__SELECTED EXCERPT__.
:::::
# what is this design



## 2buckcanuck (Jul 9, 2010)

what does everyone call this type of design
how do you think they did it
who wins the cookie


----------



## smisner50s (Jan 6, 2011)

Looks like they did a poor job rolling on some mud and than slid the roller around,,i will call it the...close enough finish..


----------



## SlimPickins (Aug 10, 2010)

I was thinking they used their forearm, and it's called "Jungle boogies"


----------



## moore (Dec 2, 2010)

2buckcanuck said:


> what does everyone call this type of design
> how do you think they did it
> who wins the cookie


broom.


----------



## Checkers (Jun 25, 2010)

Plastic Bag on something? I believe it's called something like "Fern Leaf."


----------



## Workaholic (Dec 13, 2010)

Checkers said:


> Plastic Bag on something?
:::::
__DATA SECTION__.

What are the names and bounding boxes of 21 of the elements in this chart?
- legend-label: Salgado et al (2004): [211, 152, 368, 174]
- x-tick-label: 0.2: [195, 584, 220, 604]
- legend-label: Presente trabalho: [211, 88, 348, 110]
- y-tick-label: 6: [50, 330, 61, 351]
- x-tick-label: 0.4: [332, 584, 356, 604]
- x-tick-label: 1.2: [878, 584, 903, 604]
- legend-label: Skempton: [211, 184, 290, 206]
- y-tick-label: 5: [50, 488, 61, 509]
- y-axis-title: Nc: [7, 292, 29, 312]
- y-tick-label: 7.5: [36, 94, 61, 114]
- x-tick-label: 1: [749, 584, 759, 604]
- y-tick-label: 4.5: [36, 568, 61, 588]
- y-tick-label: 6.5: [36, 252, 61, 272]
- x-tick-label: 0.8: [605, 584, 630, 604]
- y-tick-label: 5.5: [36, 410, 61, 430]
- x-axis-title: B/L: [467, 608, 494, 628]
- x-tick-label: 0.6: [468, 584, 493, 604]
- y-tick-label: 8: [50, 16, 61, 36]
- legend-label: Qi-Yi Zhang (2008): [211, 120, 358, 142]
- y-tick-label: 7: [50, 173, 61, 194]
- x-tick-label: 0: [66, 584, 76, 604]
:::::
__WHAT IS ASKED__.
1/ From the thread, set down the passage that begins at the words "## smisner50s (Jan" and stops after "(Aug 10, 2010)".
2/ Answer these questions from the thread:
(a) What name does SlimPickins give the design?
(b) What one-word reply does moore give to 2buckcanuck's post?
(c) What name does Checkers believe the design goes by?
The material above was taken from a separate source and is unrelated to the thread.

__THE SOLUTIONS__.
1/
## smisner50s (Jan 6, 2011)

Looks like they did a poor job rolling on some mud and than slid the roller around,,i will call it the...close enough finish..


----------



## SlimPickins (Aug 10, 2010)

2/
(a) "Jungle boogies"
(b) Broom.
(c) "Fern Leaf"